(SELECTED TEXT):
Discovery and characterization of sialic acid O-acetylation in group B Streptococcus.

Author information

1
Division of Biological Sciences, Glycobiology Research and Training Center, University of California at San Diego, La Jolla, CA 92093-0687, USA.

Abstract

Group B Streptococcus (GBS) is the leading cause of human neonatal sepsis and meningitis. The GBS capsular polysaccharide is a major virulence factor and the active principle of vaccines in phase II trials. All GBS capsules have a terminal alpha 2-3-linked sialic acid [N-acetylneuraminic acid (Neu5Ac)], which interferes with complement-mediated killing. We show here that some of the Neu5Ac residues of the GBS type III capsule are O-acetylated at carbon position 7, 8, or 9, a major modification evidently missed in previous studies. Data are consistent with initial O-acetylation at position 7, and subsequent migration of the O-acetyl ester at positions 8 and 9. O-acetylation was also present on several other GBS serotypes (Ia, Ib, II, V, and VI). Deletion of the CMP-Neu5Ac synthase gene neuA by precise, in-frame allelic replacement gave intracellular accumulation of O-acetylated Neu5Ac, whereas overexpression markedly decreased O-acetylation. Given the known GBS Neu5Ac biosynthesis pathway, these data indicate that O-acetylation occurs on free Neu5Ac, competing with the CMP-Neu5Ac synthase. O-acetylation often generates immunogenic epitopes on bacterial capsular polysaccharides and can modulate human alternate pathway complement activation. Thus, our discovery has important implications for GBS pathogenicity, immunogenicity, and vaccine design.

(Records from a dataset):
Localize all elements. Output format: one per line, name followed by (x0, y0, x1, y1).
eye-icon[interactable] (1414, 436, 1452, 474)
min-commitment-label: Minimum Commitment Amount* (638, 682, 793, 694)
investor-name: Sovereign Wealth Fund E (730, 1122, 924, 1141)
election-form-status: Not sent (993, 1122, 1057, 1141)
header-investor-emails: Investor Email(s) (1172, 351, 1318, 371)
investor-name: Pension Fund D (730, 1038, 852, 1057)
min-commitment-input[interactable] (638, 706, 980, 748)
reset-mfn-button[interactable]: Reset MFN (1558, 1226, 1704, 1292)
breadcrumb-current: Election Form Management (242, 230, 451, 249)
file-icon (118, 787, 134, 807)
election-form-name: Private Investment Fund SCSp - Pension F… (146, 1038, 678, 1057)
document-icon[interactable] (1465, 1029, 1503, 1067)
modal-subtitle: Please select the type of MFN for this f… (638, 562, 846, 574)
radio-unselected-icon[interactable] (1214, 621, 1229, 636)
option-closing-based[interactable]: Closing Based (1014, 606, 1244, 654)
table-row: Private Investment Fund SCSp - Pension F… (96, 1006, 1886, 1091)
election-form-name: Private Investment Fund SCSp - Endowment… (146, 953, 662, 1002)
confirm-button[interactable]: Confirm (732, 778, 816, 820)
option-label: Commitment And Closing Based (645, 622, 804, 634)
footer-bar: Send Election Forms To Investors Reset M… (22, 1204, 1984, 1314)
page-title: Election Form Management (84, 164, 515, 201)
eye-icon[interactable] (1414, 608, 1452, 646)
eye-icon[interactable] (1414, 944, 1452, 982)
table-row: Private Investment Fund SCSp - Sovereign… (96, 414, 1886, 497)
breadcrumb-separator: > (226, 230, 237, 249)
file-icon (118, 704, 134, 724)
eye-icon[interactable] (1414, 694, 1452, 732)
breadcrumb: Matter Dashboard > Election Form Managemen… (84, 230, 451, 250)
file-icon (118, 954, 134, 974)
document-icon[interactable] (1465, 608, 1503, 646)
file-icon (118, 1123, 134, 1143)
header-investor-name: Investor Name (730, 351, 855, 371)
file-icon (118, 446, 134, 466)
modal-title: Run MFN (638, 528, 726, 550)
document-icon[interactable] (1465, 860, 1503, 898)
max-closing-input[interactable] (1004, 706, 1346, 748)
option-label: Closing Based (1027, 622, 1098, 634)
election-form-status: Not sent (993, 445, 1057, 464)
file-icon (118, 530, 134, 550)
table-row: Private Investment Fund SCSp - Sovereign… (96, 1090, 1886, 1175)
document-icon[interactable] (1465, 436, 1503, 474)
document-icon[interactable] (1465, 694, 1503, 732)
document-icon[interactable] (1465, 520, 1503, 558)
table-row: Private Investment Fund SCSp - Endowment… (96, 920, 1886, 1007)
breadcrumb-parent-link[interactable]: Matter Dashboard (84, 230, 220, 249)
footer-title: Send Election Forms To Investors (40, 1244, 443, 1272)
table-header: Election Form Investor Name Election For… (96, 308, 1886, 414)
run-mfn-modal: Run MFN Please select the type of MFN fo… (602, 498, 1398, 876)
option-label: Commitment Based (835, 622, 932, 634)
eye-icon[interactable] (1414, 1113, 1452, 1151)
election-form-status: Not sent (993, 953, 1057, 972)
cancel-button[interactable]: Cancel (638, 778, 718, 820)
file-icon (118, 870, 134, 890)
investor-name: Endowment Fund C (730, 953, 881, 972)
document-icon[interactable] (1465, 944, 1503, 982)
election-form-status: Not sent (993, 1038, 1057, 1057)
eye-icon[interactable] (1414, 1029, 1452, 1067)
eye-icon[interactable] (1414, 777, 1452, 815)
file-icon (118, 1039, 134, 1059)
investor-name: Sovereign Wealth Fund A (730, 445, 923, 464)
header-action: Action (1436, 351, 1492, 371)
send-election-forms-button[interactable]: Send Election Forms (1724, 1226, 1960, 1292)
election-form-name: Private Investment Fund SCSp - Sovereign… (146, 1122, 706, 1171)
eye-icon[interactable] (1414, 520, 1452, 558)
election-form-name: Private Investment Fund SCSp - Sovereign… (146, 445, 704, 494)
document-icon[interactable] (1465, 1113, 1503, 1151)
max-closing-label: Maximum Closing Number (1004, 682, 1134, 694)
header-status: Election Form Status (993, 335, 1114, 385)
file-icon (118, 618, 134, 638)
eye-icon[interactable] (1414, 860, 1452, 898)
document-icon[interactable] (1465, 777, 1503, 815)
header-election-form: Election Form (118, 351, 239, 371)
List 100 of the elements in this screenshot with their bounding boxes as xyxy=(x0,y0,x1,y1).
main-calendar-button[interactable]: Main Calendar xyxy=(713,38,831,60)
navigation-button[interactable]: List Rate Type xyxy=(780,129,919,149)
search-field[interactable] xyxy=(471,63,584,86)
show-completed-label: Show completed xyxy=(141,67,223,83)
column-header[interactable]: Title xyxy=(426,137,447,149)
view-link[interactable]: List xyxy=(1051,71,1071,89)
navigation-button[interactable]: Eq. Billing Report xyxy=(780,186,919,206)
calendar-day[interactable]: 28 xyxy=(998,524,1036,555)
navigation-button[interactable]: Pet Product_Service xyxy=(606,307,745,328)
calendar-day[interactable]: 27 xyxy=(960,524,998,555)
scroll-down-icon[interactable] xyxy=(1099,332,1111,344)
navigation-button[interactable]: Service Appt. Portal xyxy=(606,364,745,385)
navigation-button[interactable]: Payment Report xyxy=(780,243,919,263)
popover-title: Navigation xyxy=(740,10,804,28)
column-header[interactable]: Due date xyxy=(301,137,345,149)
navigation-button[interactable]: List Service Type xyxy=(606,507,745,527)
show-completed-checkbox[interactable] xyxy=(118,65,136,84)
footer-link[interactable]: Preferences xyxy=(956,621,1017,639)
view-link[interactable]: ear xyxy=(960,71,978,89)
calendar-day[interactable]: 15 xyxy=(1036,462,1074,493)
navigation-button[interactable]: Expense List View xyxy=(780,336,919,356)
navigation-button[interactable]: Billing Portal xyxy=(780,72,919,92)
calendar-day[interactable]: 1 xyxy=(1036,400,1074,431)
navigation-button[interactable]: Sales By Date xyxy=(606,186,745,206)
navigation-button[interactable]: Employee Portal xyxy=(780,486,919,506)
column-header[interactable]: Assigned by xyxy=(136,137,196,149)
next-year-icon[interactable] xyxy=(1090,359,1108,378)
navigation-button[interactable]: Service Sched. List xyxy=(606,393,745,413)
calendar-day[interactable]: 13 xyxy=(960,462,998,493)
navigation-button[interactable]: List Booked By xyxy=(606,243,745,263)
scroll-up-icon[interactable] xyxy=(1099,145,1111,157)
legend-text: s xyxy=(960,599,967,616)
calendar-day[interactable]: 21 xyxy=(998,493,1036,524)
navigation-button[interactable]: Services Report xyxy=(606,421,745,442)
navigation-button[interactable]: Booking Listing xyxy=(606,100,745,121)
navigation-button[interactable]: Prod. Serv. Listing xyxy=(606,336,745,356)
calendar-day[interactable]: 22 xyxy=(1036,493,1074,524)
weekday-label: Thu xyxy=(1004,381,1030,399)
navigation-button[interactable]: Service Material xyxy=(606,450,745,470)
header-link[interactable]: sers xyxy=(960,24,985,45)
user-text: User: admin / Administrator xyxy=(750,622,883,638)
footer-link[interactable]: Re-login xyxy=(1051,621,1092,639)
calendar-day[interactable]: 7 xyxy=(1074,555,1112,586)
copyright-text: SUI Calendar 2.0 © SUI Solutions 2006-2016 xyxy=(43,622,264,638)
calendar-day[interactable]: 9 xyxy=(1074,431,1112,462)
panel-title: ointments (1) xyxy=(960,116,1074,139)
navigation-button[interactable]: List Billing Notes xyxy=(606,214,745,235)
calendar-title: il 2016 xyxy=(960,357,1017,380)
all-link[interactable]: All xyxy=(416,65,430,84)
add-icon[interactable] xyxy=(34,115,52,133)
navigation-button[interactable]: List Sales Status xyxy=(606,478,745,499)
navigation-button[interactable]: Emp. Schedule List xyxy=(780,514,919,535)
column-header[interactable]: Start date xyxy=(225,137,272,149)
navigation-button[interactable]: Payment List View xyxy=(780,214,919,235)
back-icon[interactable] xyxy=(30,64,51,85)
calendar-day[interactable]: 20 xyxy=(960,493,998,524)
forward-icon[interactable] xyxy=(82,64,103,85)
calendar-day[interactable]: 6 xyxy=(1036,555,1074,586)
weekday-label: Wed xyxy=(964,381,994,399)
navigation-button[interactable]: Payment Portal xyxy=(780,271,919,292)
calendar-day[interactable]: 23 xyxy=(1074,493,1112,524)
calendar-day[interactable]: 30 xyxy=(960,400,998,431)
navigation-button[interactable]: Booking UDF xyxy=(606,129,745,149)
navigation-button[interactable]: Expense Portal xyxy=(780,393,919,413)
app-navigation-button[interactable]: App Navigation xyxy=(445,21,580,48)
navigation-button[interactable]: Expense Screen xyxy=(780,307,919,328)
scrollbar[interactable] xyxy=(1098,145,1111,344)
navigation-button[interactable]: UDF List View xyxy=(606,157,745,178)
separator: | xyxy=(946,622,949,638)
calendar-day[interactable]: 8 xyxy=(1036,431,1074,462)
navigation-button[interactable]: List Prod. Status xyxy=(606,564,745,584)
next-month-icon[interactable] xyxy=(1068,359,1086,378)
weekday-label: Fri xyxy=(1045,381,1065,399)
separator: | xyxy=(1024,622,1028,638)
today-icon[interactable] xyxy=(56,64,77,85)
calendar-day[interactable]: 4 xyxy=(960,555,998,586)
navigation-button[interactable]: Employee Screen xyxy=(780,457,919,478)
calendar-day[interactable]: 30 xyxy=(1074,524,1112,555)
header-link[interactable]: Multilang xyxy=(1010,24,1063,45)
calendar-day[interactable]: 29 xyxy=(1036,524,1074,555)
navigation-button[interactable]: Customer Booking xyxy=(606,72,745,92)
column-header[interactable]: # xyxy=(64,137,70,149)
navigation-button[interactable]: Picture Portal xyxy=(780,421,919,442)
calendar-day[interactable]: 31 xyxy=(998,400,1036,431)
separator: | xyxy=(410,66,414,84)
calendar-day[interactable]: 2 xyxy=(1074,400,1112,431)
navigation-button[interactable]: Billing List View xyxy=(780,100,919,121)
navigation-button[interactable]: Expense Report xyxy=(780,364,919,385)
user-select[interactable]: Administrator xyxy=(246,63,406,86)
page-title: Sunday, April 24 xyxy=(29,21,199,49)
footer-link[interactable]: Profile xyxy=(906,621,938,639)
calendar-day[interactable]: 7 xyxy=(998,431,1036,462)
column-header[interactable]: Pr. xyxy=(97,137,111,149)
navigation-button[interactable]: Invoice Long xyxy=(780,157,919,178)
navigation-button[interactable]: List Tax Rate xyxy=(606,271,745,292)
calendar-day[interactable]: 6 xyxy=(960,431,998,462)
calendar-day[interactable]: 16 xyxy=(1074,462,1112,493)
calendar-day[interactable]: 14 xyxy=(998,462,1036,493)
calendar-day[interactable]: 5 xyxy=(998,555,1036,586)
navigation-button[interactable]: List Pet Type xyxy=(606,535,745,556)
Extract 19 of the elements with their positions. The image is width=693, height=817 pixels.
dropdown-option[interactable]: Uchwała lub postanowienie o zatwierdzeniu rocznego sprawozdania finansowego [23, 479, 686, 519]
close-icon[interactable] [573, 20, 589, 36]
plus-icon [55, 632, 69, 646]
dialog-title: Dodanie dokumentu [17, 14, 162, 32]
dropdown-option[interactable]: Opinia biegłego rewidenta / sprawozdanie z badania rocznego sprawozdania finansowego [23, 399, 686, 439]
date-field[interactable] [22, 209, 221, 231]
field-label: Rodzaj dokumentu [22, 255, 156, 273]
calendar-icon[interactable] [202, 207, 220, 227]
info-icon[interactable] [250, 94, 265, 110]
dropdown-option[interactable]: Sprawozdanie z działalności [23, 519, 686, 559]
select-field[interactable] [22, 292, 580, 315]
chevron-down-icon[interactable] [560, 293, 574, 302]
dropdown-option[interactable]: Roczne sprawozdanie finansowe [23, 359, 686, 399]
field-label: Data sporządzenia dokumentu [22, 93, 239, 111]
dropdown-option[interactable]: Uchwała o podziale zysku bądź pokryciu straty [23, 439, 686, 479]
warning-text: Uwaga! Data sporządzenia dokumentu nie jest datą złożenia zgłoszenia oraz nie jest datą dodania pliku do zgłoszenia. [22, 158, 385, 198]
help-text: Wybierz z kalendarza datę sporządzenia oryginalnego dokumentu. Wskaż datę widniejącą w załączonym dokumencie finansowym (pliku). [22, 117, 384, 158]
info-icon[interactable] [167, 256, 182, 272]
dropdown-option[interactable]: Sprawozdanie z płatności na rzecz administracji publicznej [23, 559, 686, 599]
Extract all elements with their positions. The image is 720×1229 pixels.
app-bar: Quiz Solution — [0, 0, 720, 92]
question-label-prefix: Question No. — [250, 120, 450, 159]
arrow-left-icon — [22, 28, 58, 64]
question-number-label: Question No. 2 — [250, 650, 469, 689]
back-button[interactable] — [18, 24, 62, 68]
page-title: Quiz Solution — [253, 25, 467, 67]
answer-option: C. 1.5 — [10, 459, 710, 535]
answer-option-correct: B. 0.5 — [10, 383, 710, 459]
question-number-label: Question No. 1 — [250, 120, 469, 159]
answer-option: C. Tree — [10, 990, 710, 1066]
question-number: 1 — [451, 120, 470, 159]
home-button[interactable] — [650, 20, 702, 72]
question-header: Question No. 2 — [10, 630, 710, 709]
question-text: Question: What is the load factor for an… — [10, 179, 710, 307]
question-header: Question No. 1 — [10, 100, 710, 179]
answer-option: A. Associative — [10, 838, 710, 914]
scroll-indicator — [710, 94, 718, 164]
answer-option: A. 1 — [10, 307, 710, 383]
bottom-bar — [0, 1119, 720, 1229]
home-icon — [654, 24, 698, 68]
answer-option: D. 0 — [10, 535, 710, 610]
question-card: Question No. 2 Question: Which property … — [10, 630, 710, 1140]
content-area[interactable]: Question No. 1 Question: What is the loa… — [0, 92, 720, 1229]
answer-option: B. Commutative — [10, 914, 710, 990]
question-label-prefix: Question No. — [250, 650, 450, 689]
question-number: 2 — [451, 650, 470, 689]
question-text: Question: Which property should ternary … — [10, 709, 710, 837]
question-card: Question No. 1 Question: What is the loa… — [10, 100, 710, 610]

(STUDY QUESTIONS):
(a) Answer from the group B Streptococcus abstract:
(i) At which carbon positions are some Neu5Ac residues of the type III capsule O-acetylated?
(ii) Besides type III, which GBS serotypes showed O-acetylation?
(iii) What does the terminal alpha 2-3-linked sialic acid on GBS capsules interfere with?
(b) According to the group B Streptococcus abstract, why do the data indicate that O-acetylation occurs on free Neu5Ac? Answer in one to three sentences.

(RESULTS BY TASK):
(a)
(i) Carbon positions 7, 8, or 9.
(ii) Serotypes Ia, Ib, II, V, and VI.
(iii) Complement-mediated killing.

(b) Deleting the CMP-Neu5Ac synthase gene neuA caused O-acetylated Neu5Ac to build up inside the cells, and overexpressing the gene markedly decreased O-acetylation. Given the known GBS Neu5Ac biosynthesis pathway, these results indicate that O-acetylation acts on free Neu5Ac in competition with the CMP-Neu5Ac synthase.